Select all lines holding the word "концентрации" from the entries that follow.

Entries with figure data:
- - - - -
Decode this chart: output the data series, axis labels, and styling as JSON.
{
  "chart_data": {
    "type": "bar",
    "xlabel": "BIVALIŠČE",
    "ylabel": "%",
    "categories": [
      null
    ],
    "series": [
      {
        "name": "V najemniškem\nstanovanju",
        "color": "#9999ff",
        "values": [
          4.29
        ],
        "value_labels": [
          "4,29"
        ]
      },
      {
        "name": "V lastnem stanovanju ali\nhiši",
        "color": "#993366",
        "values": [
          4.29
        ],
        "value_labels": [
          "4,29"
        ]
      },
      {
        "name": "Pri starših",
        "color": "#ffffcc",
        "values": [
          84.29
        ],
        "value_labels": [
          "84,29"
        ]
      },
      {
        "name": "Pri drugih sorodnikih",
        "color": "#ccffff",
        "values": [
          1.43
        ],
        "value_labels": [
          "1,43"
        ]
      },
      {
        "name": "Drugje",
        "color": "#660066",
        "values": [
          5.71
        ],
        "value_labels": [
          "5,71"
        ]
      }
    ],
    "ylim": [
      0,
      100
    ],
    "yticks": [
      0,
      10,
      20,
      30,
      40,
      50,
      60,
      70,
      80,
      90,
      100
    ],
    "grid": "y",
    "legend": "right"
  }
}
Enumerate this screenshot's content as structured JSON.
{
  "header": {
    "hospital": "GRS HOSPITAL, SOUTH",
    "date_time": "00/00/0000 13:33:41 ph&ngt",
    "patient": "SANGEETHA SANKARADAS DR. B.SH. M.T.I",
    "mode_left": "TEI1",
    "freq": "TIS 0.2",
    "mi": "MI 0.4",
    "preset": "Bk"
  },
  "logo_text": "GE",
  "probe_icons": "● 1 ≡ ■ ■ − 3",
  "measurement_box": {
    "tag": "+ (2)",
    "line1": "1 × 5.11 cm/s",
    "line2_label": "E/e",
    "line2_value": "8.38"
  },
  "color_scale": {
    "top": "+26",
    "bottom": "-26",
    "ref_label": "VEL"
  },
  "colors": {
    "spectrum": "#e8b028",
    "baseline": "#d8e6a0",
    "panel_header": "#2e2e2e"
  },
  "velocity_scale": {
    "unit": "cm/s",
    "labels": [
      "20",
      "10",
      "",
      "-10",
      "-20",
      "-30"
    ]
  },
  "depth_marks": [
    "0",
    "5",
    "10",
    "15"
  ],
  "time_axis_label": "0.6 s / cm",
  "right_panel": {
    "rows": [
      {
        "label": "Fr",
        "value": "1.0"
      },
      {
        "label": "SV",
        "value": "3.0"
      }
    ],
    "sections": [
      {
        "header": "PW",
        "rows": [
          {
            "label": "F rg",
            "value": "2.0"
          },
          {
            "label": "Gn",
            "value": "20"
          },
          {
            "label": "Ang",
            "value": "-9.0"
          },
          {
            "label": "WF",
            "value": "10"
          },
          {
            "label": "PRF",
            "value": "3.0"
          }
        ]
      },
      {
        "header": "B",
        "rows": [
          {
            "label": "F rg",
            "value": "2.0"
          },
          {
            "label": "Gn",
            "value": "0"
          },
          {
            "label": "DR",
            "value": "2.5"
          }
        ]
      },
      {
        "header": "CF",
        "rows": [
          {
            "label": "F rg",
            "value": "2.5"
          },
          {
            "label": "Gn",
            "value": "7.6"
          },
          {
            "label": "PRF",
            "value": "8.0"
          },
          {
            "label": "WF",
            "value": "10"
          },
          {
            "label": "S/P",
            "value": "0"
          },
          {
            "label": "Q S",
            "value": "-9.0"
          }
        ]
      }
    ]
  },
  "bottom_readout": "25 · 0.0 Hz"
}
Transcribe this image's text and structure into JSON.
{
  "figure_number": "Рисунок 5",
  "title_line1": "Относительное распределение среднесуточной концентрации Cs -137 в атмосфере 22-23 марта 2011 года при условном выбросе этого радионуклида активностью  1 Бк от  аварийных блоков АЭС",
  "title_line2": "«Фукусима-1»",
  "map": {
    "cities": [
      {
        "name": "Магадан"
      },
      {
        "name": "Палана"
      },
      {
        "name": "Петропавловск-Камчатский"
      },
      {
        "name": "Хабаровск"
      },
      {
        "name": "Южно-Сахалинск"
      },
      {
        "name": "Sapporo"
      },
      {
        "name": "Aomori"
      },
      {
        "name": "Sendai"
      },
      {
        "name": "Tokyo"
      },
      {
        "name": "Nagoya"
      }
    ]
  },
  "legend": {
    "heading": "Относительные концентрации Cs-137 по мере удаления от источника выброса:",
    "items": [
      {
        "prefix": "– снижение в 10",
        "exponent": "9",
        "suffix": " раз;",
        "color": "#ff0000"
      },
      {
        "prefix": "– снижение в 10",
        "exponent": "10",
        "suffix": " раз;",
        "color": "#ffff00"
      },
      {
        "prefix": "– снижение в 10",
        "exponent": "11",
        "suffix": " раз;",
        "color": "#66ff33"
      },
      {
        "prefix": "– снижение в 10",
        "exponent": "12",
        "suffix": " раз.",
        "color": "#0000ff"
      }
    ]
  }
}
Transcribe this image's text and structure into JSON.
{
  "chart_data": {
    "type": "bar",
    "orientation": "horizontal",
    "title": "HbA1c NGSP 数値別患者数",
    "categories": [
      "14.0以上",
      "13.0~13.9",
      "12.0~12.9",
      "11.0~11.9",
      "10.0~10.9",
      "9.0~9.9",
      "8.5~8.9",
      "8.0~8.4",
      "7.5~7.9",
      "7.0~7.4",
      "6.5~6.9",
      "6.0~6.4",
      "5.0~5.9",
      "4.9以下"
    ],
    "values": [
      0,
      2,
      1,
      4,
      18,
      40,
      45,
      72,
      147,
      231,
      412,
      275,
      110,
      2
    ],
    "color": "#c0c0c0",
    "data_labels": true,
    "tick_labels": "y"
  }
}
- - - - -
> **Task result**
  "title_line1": "Относительное распределение среднесуточной концентрации Cs -137 в атмосфере 22-23 марта 2011 года при условном выбросе этого радионуклида активностью  1 Бк от  аварийных блоков АЭС",
    "heading": "Относительные концентрации Cs-137 по мере удаления от источника выброса:",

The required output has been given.